GOAL
Read through the records below and copy each line that uses the word "name".

Figure record extracts
○ ○ ○
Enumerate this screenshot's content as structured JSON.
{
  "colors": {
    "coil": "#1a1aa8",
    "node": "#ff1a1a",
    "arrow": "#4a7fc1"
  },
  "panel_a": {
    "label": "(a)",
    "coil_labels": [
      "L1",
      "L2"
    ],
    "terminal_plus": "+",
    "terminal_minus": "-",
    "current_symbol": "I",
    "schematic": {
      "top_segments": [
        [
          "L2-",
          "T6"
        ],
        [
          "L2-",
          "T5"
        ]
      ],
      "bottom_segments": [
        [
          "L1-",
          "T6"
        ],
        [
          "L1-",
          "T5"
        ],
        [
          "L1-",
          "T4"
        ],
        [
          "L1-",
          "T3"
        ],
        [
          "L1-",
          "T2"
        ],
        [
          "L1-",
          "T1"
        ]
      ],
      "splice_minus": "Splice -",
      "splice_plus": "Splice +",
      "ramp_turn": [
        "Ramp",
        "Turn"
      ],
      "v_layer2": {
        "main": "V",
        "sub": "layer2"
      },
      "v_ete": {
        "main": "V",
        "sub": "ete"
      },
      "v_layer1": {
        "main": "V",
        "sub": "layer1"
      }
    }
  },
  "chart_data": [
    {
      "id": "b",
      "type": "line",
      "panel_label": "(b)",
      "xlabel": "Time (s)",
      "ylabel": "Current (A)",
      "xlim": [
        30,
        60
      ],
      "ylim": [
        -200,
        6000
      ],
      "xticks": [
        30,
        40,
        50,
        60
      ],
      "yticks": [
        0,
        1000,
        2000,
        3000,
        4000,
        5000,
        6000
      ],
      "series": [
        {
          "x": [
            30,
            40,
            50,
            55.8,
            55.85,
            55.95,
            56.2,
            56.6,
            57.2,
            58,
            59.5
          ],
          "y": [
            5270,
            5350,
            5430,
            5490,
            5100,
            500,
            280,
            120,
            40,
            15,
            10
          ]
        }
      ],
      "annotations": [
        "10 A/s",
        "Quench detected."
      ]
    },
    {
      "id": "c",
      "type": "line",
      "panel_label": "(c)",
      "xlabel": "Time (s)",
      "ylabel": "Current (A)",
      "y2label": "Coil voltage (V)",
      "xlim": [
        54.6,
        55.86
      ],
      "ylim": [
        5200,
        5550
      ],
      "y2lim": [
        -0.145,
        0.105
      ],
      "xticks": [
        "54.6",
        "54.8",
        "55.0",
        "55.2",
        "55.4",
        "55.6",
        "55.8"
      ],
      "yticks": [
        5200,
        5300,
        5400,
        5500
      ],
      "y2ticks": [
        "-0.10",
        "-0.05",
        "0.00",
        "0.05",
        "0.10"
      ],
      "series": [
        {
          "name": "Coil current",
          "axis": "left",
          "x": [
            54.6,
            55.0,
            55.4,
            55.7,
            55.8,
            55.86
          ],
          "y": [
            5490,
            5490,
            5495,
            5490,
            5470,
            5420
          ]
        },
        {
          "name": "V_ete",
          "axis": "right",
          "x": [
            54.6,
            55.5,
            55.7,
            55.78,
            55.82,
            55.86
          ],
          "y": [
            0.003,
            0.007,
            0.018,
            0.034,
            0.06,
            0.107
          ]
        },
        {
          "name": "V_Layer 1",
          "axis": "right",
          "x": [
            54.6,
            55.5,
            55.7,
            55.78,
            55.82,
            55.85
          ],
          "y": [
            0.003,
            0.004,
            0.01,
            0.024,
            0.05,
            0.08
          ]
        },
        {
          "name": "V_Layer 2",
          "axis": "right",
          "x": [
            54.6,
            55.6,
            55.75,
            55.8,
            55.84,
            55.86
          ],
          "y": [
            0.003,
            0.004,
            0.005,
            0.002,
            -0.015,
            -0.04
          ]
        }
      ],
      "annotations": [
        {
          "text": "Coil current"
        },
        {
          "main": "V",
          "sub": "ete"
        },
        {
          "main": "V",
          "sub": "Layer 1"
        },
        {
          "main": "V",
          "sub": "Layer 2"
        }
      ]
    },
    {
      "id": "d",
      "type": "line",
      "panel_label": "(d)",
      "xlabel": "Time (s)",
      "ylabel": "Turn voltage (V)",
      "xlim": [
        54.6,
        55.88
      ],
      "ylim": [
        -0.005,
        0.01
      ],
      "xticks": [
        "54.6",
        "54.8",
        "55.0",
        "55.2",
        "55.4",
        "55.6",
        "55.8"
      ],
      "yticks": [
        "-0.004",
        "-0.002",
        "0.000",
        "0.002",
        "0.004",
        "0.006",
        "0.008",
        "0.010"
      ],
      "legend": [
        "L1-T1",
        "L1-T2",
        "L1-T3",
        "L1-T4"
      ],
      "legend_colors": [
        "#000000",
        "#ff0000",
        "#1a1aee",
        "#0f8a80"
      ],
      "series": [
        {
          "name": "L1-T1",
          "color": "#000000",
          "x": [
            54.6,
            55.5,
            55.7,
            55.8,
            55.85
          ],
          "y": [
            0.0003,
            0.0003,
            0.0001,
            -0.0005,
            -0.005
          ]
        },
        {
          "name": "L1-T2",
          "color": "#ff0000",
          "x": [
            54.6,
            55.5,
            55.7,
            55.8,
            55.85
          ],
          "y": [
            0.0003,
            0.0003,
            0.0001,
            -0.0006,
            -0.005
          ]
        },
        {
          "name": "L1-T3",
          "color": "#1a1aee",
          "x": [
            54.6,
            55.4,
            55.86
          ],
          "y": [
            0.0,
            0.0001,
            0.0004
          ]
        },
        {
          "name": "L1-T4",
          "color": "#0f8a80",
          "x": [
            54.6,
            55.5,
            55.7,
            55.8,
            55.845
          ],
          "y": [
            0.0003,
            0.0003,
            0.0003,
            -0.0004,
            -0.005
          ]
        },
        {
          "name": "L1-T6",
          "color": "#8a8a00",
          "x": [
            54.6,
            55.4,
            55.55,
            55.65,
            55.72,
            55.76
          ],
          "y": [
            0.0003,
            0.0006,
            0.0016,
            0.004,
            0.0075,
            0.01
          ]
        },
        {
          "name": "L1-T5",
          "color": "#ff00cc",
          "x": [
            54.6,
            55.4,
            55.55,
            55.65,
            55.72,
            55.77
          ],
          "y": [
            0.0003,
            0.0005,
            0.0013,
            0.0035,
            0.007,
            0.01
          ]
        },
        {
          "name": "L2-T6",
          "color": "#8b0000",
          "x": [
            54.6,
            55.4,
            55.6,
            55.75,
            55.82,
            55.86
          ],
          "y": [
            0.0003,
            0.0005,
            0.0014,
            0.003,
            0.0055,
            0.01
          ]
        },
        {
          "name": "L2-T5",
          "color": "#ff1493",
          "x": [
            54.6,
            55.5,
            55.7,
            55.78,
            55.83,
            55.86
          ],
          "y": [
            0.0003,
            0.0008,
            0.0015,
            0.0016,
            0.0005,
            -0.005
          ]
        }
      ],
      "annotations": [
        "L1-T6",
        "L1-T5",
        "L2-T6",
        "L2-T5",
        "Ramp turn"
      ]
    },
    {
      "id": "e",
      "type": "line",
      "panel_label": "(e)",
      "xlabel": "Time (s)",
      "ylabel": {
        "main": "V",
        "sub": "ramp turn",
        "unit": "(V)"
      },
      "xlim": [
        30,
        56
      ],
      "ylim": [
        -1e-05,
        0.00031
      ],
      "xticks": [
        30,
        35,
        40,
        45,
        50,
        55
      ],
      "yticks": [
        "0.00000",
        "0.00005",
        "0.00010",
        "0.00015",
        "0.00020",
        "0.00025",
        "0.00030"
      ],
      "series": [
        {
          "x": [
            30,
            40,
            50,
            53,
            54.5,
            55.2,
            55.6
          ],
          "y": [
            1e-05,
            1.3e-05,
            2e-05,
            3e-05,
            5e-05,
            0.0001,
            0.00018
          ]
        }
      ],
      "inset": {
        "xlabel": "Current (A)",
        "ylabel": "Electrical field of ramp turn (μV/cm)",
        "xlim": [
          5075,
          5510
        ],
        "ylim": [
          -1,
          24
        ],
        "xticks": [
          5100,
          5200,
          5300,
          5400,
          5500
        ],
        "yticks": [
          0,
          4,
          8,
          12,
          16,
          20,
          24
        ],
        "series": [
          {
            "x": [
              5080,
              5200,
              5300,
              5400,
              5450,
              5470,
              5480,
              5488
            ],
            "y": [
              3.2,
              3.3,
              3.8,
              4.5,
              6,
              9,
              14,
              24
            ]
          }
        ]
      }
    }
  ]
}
○ ○ ○
ANSWER TO THE PROBLEM
          "name": "Coil current",
          "name": "V_ete",
          "name": "V_Layer 1",
          "name": "V_Layer 2",
          "name": "L1-T1",
          "name": "L1-T2",
          "name": "L1-T3",
          "name": "L1-T4",
          "name": "L1-T6",
          "name": "L1-T5",
          "name": "L2-T6",
          "name": "L2-T5",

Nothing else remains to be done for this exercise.